O professor foi cortado por uma linha de pipa com cerol ao passar de moto pela rodovia Cândido Portinari, na altura da alça de acesso da Vila São Sebastião. “Quando cortou, comecei a perder uma grande quantidade de sangue e a me sentir fraco. Só quando vi pipas no céu, percebi que podia ter sido cortado por uma linha com cerol”, disse.
 
Por sorte, Mateus foi atendido por um enfermeiro que passava pelo local e conseguiu estancar o sangue até o resgate chegar. Ele teve a veia jugular atingida e passou por uma cirurgia na Santa Casa. O ponto cirúrgico envolveu toda a frente de seu pescoço e ele ficou 20 dias de repouso sem poder falar muito. “O médico disse que se não fosse a gordura do meu pescoço, eu teria morrido na hora, eu renasci depois do acidente. Foi muito grave”, afirmou a vítima.
 
Depois do acidente, ele instalou uma antena anticerol em sua moto, mas evita usar o veículo nas férias, quando uso do cortante é mais comum. Para o professor, o uso do cerol é uma forma de “demarcar o território e mostrar poder entre crianças e jovens nos bairros”.
 
O dono da pipa foi identificado pela polícia e, por ser um menor de idade, o pai dele foi penalizado a prestar serviços sociais. “Os pais devem orientar os filhos para que não façam uso de um brinquedo que pode matar. Até hoje, a cicatriz me incomoda porque é uma forma de lembrar o que passei no acidente.”

-=-=-

* PROBLEMAS E TAREFAS:
1. Responda com base no texto sobre o acidente com linha de pipa:
(a) Em que rodovia o professor foi cortado?
(b) Por quantos dias ele ficou de repouso depois da cirurgia?
(c) Que penalidade o pai do dono da pipa recebeu?
2. Continue o relato sobre o acidente com linha de pipa a partir da última frase.

-=-=-

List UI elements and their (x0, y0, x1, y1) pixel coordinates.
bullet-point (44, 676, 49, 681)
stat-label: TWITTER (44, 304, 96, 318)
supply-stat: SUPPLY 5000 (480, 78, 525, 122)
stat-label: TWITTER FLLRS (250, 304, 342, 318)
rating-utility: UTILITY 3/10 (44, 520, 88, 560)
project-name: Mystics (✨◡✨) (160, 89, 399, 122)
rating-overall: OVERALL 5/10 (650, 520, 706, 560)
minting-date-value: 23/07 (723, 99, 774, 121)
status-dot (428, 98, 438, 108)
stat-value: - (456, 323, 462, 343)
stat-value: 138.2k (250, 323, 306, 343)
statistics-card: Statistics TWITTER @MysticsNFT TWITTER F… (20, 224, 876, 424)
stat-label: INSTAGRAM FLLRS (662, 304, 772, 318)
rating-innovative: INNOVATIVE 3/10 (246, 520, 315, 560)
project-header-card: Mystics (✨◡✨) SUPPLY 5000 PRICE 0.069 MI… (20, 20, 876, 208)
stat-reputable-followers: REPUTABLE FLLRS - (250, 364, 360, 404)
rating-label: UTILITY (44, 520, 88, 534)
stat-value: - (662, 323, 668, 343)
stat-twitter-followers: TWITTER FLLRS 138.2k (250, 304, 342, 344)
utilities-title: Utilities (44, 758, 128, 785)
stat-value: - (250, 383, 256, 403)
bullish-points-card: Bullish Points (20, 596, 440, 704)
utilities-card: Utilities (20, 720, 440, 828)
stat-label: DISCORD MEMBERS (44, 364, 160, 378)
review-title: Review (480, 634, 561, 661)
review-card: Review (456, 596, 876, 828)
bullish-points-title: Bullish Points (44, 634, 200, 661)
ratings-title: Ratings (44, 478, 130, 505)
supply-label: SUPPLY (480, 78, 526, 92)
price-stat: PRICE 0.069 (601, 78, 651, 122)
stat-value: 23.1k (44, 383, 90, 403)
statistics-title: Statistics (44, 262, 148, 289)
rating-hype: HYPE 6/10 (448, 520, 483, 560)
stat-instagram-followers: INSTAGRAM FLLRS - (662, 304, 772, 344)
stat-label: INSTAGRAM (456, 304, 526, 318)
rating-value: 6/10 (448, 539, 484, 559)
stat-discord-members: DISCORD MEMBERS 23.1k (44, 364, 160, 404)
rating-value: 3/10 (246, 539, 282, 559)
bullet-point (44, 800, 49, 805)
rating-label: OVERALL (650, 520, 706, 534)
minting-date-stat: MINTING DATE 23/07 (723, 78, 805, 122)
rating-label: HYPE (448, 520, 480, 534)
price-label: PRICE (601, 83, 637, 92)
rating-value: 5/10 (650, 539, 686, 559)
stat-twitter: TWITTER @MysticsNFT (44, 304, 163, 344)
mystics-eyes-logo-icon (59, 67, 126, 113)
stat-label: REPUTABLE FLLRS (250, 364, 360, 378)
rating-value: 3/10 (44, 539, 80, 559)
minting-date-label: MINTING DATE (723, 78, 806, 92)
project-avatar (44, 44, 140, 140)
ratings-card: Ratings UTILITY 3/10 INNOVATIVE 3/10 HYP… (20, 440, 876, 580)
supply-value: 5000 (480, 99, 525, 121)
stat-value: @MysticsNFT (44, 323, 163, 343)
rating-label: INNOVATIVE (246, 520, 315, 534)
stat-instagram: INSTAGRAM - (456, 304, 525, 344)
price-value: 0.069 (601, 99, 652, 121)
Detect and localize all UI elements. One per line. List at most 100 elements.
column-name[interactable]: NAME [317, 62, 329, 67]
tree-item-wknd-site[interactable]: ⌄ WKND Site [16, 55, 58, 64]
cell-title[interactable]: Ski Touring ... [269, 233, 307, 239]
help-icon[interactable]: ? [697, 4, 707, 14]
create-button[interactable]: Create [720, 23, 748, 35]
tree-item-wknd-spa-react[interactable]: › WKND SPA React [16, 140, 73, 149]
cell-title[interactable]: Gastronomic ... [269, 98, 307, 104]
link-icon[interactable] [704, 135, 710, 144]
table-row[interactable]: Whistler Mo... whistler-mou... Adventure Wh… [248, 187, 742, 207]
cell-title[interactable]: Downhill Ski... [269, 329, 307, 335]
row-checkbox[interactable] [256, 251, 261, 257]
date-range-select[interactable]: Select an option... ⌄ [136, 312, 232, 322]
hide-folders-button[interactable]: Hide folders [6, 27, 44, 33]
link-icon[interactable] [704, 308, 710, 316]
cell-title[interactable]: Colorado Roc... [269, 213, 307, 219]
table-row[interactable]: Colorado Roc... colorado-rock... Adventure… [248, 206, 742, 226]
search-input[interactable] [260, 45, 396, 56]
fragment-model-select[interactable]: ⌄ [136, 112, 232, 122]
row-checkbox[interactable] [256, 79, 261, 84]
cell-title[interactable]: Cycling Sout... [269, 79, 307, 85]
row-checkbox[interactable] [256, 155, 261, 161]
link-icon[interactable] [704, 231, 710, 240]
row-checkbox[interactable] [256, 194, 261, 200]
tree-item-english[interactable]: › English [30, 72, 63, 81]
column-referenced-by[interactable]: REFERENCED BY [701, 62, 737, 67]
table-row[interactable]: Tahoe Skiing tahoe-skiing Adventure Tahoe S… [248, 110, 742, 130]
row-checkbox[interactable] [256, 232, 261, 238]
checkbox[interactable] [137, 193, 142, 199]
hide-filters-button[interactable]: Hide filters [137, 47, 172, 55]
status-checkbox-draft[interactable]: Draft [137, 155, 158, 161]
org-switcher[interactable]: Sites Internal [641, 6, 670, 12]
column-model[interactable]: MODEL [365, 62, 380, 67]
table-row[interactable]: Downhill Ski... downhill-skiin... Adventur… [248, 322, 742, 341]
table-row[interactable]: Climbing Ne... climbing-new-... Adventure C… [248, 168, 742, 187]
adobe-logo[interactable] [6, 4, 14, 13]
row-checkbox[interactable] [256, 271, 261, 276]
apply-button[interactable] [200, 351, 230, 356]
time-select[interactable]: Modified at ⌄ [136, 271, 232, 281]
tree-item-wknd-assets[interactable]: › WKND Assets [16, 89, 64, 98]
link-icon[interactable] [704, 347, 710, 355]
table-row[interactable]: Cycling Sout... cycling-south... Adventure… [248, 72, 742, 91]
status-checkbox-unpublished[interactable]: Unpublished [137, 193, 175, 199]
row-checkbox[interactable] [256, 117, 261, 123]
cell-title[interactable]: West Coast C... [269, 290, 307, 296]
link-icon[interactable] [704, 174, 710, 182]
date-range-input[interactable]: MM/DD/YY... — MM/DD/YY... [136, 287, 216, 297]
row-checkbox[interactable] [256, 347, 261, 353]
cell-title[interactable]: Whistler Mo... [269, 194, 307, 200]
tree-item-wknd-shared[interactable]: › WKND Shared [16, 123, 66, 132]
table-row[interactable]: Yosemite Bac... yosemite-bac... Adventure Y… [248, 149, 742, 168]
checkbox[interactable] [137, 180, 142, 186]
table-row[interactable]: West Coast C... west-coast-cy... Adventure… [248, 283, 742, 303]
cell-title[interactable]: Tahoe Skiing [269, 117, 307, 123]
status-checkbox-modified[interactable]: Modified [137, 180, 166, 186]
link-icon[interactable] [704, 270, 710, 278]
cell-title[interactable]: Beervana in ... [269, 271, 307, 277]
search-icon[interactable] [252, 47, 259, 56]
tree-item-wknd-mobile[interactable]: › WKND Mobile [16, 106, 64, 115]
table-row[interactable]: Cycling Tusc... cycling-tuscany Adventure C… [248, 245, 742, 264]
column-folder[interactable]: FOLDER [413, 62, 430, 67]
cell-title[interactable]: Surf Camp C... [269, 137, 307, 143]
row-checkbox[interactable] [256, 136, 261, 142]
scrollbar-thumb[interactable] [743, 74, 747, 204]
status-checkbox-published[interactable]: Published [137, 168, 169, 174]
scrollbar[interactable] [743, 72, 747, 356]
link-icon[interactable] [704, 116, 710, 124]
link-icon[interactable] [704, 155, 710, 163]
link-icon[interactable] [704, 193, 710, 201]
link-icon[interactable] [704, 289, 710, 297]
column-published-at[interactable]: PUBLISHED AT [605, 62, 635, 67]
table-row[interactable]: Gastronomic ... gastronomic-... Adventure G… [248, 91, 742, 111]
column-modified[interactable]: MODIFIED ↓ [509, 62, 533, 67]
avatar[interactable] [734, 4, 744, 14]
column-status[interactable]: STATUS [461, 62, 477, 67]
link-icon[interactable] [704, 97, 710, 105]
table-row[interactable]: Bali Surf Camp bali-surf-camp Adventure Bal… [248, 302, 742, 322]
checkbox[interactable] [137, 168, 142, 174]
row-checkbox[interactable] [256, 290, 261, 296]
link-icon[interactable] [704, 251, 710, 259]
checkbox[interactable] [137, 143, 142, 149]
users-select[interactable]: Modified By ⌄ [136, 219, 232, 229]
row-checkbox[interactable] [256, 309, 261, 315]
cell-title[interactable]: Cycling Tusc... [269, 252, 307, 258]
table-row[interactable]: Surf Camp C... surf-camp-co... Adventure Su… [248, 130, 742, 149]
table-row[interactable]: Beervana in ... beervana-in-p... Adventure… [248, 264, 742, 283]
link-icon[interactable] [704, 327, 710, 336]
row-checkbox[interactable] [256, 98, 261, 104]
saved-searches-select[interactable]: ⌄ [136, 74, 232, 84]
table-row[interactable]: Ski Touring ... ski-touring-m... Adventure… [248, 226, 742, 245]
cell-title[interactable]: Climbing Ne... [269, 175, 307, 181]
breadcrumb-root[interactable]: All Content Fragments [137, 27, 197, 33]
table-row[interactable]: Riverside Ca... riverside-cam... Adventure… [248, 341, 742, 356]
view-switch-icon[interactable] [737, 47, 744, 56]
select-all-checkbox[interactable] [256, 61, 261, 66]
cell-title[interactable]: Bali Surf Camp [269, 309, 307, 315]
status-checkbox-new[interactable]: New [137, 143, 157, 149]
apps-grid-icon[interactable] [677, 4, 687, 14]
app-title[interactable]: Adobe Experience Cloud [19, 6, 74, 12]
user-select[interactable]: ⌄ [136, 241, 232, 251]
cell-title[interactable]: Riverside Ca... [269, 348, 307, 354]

-=-=-

* RESULTADOS DAS TAREFAS:
1.
(a) Na rodovia Cândido Portinari, na altura da alça de acesso da Vila São Sebastião.
(b) Por 20 dias.
(c) Foi penalizado a prestar serviços sociais.

2.
Na semana passada, vários grupos de meninos soltando pipas podiam ser vistos nos bairros da cidade. Um morador do Aeroporto, de 14 anos, empinava uma pipa que indicava o uso de vidro com cola na linha devido à coloração mais escura, mas ele negou a prática. “Eu não estou usando, mas sei de muitos que brincam com cerol por aqui”, disse o adolescente.
 
Para orientar a população sobre os riscos durante a “temporada de pipas” das férias, a PM listou dicas de segurança.
 
Leis e punições
Em 2009, o vereador Pastor Otávio Pinheiro (PTB) criou uma lei que proíbe o uso cerol em linha para empinar pipa em locais públicos, com multa de 250 UFMFs (Unidades Fiscais do Município de Franca), o que equivale a cerca de R$ 12 mil.
 
A lei pontua que o pagamento de multa não exime o infrator de responsabilidades civil e penal no caso de danos à pessoa física e a propriedades públicas e privadas. “Denúncias anônimas podem ser feitas pelo 190 da Polícia Militar e pelo 3724-1033, da Guarda Civil, que fiscalizam essa prática de uso de cerol nas linhas”, disse o secretário de Segurança e Cidadania, Sérgio Buranelli.
 
Segundo a assessoria de imprensa da PM, no Estado de São Paulo uma lei torna ilegal a fabricação e o comércio do cerol e outra proíbe o uso do produto.
 
Também de acordo com a PM, pode haver implicações penais, configurando crimes de perigo concreto, de lesão corporal e até homicídio, dependendo das circunstâncias da ocorrência.
 

Cuidados ao soltar pipas
 
• Não solte pipas perto da rede e da fiação elétrica, prefira os campos abertos ou parques.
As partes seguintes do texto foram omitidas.